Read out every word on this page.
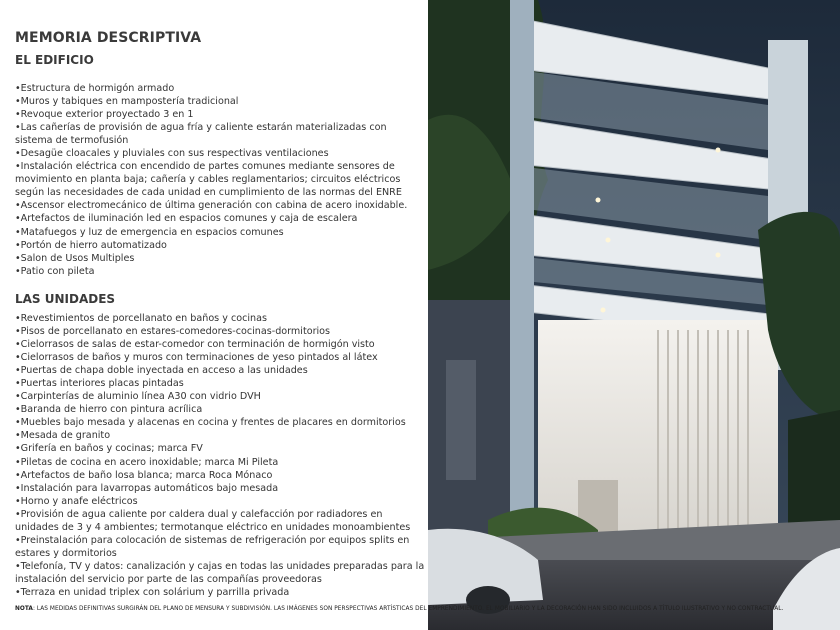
MEMORIA DESCRIPTIVA
EL EDIFICIO
•Estructura de hormigón armado
•Muros y tabiques en mampostería tradicional
•Revoque exterior proyectado 3 en 1
•Las cañerías de provisión de agua fría y caliente estarán materializadas con sistema de termofusión
•Desagüe cloacales y pluviales con sus respectivas ventilaciones
•Instalación eléctrica con encendido de partes comunes mediante sensores de movimiento en planta baja; cañería y cables reglamentarios; circuitos eléctricos según las necesidades de cada unidad en cumplimiento de las normas del ENRE
•Ascensor electromecánico de última generación con cabina de acero inoxidable.
•Artefactos de iluminación led en espacios comunes y caja de escalera
•Matafuegos y luz de emergencia en espacios comunes
•Portón de hierro automatizado
•Salon de Usos Multiples
•Patio con pileta
LAS UNIDADES
•Revestimientos de porcellanato en baños y cocinas
•Pisos de porcellanato en estares-comedores-cocinas-dormitorios
•Cielorrasos de salas de estar-comedor con terminación de hormigón visto
•Cielorrasos de baños y muros con terminaciones de yeso pintados al látex
•Puertas de chapa doble inyectada en acceso a las unidades
•Puertas interiores placas pintadas
•Carpinterías de aluminio línea A30 con vidrio DVH
•Baranda de hierro con pintura acrílica
•Muebles bajo mesada y alacenas en cocina y frentes de placares en dormitorios
•Mesada de granito
•Grifería en baños y cocinas; marca FV
•Piletas de cocina en acero inoxidable; marca Mi Pileta
•Artefactos de baño losa blanca; marca Roca Mónaco
•Instalación para lavarropas automáticos bajo mesada
•Horno y anafe eléctricos
•Provisión de agua caliente por caldera dual y calefacción por radiadores en unidades de 3 y 4 ambientes; termotanque eléctrico en unidades monoambientes
•Preinstalación para colocación de sistemas de refrigeración por equipos splits en estares y dormitorios
•Telefonía, TV y datos: canalización y cajas en todas las unidades preparadas para la instalación del servicio por parte de las compañías proveedoras
•Terraza en unidad triplex con solárium y parrilla privada
NOTA: LAS MEDIDAS DEFINITIVAS SURGIRÁN DEL PLANO DE MENSURA Y SUBDIVISIÓN. LAS IMÁGENES SON PERSPECTIVAS ARTÍSTICAS DEL EMPRENDIMIENTO. EL MOBILIARIO Y LA DECORACIÓN HAN SIDO INCLUIDOS A TÍTULO ILUSTRATIVO Y NO CONTRACTUAL.
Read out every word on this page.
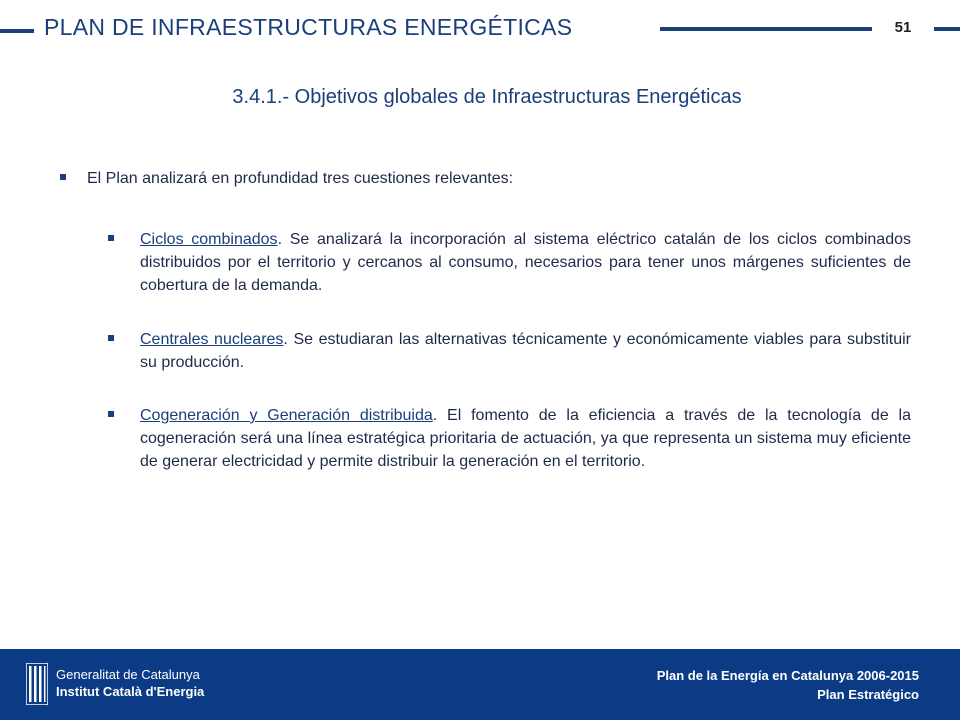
PLAN DE INFRAESTRUCTURAS ENERGÉTICAS	51
3.4.1.- Objetivos globales de Infraestructuras Energéticas
El Plan analizará en profundidad tres cuestiones relevantes:
Ciclos combinados. Se analizará la incorporación al sistema eléctrico catalán de los ciclos combinados distribuidos por el territorio y cercanos al consumo, necesarios para tener unos márgenes suficientes de cobertura de la demanda.
Centrales nucleares. Se estudiaran las alternativas técnicamente y económicamente viables para substituir su producción.
Cogeneración y Generación distribuida. El fomento de la eficiencia a través de la tecnología de la cogeneración será una línea estratégica prioritaria de actuación, ya que representa un sistema muy eficiente de generar electricidad y permite distribuir la generación en el territorio.
Generalitat de Catalunya
Institut Català d'Energia
Plan de la Energía en Catalunya 2006-2015
Plan Estratégico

________________

[Work instructions] Search the listing for the word "dormitorios" and state how many lines contain it. Nothing else belongs in the reply.

[Answer to this problem] 3